_Ejercicio A:_
Resume en una lista breve el párrafo de la entrevista que empieza con "En el libro hay un", sin perder sus datos principales.

**** Texto citado

25.8.16

Azahara Alonso. Una conversación a propósito de Bajas presiones


Azahara Alonso (Oviedo, 1988) es licenciada en Filosofía. También tiene el Máster de Escritura Creativa del Hotel Kafka de Madrid, donde suponemos que fue buena alumna porque se quedó de coordinadora. Es una de las responsables de Ámbito Cultural, la página cultureta de El Corte Inglés. Mientras escribe críticas literarias aquí y allá acaba de publicar su primer libro, Bajas presiones, que está teniendo una buena  aceptación. Se trata de una colección de aforismos muy en la estela de Cioran, con ciertos efluvios de Gómez de la Serna, y sobre todo mucho estilo propio. Sorprendidos gratamente por su calidad, le hacemos algunas preguntas sobre la obra.

Azahara, lo siento, la pregunta es inevitable: ¿por qué Bajas presiones?
No tienes que disculparte, únicamente ocurre que la pregunta es tan ambigua como el título: ¿preguntas por la razón de ser del libro? ¿Por el título? Supongo que te refieres más bien a esto último.
En el libro hay un letimotiv relacionado con “los días sin sol”, sintagma que fue el título durante unos meses y casi hasta su publicación. La verdad es que no me gustaba: si el libro es primerizo, no quería que también lo fuese su título, y “Los días sin sol” me sonaba totalmente a eso. Y aunque decidí cambiarlo, mantuve la intención de dejar en un lugar central ese hilo conductor. Bajas presiones surgió tanto por esos días nublados (o sin sol, que no es lo mismo) como por el juego de palabras obvio, la necesidad de relativizar en la atmósfera creada/transmitida, con temas tan de peso y recurrentes como la muerte o la literatura, que son constantes en el libro.

Sí, me refería al título. Y ahora me refiero a la forma, que salvo que me corrijas, la vamos a llamar generalizando “escritura fragmentaria”, ya que alterna aforismos, sentencias y alguna greguería ¿No has tenido miedo de ser demasiado joven para escribir un tipo de género que suele exigir mucha madurez y lecturas? Me viene a la cabeza Rafael Sánchez Ferlosio, que advierte del “fraude de la profundidad” que pueden tener los textos cortos…
Pues te corrijo, te corrijo, y ya lo siento: tanto las greguerías como las sentencias son un tipo de aforismos. Poca sentencia hay en Bajas presiones, o al menos de eso se trataba, ya que en ninguno de los aforismos pretendí ofrecer doctrina o resolución moral. Podría considerarse un libro de escritura fragmentaria si los textos que lo integran respondieran a una idea que los aglutinase y les diese sentido, pero creo que los aforismos que lo componen responden de manera autónoma, tanto en la forma como en el contenido, independientemente de que luego puedan tener relación entre sí, pero se trata esta de una relación horizontal, temática, no jerárquica.

********
**** Filas en bruto

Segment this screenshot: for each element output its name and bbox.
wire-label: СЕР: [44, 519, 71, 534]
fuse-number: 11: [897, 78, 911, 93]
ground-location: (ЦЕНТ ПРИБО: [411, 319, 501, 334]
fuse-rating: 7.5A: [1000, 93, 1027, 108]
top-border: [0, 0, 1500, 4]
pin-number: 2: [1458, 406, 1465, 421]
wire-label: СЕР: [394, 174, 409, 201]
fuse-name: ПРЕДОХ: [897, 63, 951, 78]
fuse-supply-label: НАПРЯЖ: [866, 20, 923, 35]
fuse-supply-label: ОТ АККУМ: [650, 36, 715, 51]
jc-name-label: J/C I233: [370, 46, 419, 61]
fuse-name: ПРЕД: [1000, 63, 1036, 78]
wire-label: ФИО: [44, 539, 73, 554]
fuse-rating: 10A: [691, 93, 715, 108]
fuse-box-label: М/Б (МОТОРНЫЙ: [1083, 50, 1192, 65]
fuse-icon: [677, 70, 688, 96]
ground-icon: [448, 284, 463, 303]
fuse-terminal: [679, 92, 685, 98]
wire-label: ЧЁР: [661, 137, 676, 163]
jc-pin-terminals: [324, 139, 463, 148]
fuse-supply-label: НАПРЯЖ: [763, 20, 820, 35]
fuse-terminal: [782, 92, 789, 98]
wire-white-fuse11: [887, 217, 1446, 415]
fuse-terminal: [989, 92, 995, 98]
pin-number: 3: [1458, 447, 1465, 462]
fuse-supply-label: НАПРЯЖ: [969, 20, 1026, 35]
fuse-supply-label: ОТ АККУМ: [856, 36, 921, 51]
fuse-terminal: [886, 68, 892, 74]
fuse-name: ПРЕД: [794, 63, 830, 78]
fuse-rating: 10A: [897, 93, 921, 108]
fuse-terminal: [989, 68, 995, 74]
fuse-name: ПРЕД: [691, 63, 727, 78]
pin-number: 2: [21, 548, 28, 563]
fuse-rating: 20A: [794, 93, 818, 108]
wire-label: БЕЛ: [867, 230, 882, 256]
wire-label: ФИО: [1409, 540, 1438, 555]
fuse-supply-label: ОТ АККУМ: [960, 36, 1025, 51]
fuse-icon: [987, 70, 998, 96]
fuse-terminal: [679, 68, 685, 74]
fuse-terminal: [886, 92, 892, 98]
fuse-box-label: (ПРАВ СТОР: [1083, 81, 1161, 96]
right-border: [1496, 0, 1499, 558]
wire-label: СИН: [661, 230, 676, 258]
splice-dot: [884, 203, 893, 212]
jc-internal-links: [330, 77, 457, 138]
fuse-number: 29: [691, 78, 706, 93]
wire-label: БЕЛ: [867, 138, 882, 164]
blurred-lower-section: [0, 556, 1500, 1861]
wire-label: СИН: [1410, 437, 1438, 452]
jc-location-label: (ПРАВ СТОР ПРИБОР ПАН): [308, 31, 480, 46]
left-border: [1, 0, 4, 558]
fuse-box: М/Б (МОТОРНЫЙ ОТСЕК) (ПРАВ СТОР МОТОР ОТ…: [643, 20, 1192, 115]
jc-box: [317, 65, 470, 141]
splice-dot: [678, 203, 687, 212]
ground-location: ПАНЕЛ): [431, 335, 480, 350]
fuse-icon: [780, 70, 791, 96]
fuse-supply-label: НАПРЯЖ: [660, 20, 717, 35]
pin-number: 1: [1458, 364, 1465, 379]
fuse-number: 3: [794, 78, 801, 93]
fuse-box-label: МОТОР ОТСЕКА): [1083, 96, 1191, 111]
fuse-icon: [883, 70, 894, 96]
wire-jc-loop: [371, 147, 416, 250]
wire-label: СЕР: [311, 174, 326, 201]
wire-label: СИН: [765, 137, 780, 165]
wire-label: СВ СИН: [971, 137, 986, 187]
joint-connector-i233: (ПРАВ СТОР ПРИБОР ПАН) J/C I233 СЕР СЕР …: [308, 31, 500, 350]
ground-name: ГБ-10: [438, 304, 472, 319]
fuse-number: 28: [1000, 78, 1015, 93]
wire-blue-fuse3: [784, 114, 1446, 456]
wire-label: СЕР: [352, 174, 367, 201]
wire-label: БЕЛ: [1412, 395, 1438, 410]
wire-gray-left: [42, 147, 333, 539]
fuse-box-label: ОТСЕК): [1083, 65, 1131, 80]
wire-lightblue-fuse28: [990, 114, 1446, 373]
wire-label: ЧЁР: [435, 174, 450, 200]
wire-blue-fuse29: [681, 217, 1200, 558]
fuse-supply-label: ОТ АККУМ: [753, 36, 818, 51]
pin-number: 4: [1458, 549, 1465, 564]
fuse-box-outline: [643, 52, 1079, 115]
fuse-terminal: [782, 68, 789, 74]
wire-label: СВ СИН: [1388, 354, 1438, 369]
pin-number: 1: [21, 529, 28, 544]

********

_Ejercicio B:_
Copia las filas desde la primera hasta la línea que contiene "splice-dot: [678, 203, 687, 212]", incluidas ambas.

_Respuesta A:_
- El libro tiene un motivo recurrente ligado a "los días sin sol", que fue su título durante unos meses, casi hasta la publicación.
- A la autora no le gustaba ese título porque, siendo un libro primerizo, no quería que el título también sonara primerizo.
- Lo cambió, pero mantuvo ese hilo conductor en un lugar central.
- Bajas presiones surgió de esos días nublados (o sin sol, que no es lo mismo) y de un juego de palabras evidente.
- El título responde también a la necesidad de relativizar la atmósfera del libro, en el que son constantes temas de peso como la muerte o la literatura.

_Respuesta B:_
Segment this screenshot: for each element output its name and bbox.
wire-label: СЕР: [44, 519, 71, 534]
fuse-number: 11: [897, 78, 911, 93]
ground-location: (ЦЕНТ ПРИБО: [411, 319, 501, 334]
fuse-rating: 7.5A: [1000, 93, 1027, 108]
top-border: [0, 0, 1500, 4]
pin-number: 2: [1458, 406, 1465, 421]
wire-label: СЕР: [394, 174, 409, 201]
fuse-name: ПРЕДОХ: [897, 63, 951, 78]
fuse-supply-label: НАПРЯЖ: [866, 20, 923, 35]
fuse-supply-label: ОТ АККУМ: [650, 36, 715, 51]
jc-name-label: J/C I233: [370, 46, 419, 61]
fuse-name: ПРЕД: [1000, 63, 1036, 78]
wire-label: ФИО: [44, 539, 73, 554]
fuse-rating: 10A: [691, 93, 715, 108]
fuse-box-label: М/Б (МОТОРНЫЙ: [1083, 50, 1192, 65]
fuse-icon: [677, 70, 688, 96]
ground-icon: [448, 284, 463, 303]
fuse-terminal: [679, 92, 685, 98]
wire-label: ЧЁР: [661, 137, 676, 163]
jc-pin-terminals: [324, 139, 463, 148]
fuse-supply-label: НАПРЯЖ: [763, 20, 820, 35]
fuse-terminal: [782, 92, 789, 98]
wire-white-fuse11: [887, 217, 1446, 415]
fuse-terminal: [989, 92, 995, 98]
pin-number: 3: [1458, 447, 1465, 462]
fuse-supply-label: НАПРЯЖ: [969, 20, 1026, 35]
fuse-supply-label: ОТ АККУМ: [856, 36, 921, 51]
fuse-terminal: [886, 68, 892, 74]
fuse-name: ПРЕД: [794, 63, 830, 78]
fuse-rating: 10A: [897, 93, 921, 108]
fuse-terminal: [989, 68, 995, 74]
fuse-name: ПРЕД: [691, 63, 727, 78]
pin-number: 2: [21, 548, 28, 563]
fuse-rating: 20A: [794, 93, 818, 108]
wire-label: БЕЛ: [867, 230, 882, 256]
wire-label: ФИО: [1409, 540, 1438, 555]
fuse-supply-label: ОТ АККУМ: [960, 36, 1025, 51]
fuse-icon: [987, 70, 998, 96]
fuse-terminal: [679, 68, 685, 74]
fuse-terminal: [886, 92, 892, 98]
fuse-box-label: (ПРАВ СТОР: [1083, 81, 1161, 96]
right-border: [1496, 0, 1499, 558]
wire-label: СИН: [661, 230, 676, 258]
splice-dot: [884, 203, 893, 212]
jc-internal-links: [330, 77, 457, 138]
fuse-number: 29: [691, 78, 706, 93]
wire-label: БЕЛ: [867, 138, 882, 164]
blurred-lower-section: [0, 556, 1500, 1861]
wire-label: СИН: [1410, 437, 1438, 452]
jc-location-label: (ПРАВ СТОР ПРИБОР ПАН): [308, 31, 480, 46]
left-border: [1, 0, 4, 558]
fuse-box: М/Б (МОТОРНЫЙ ОТСЕК) (ПРАВ СТОР МОТОР ОТ…: [643, 20, 1192, 115]
jc-box: [317, 65, 470, 141]
splice-dot: [678, 203, 687, 212]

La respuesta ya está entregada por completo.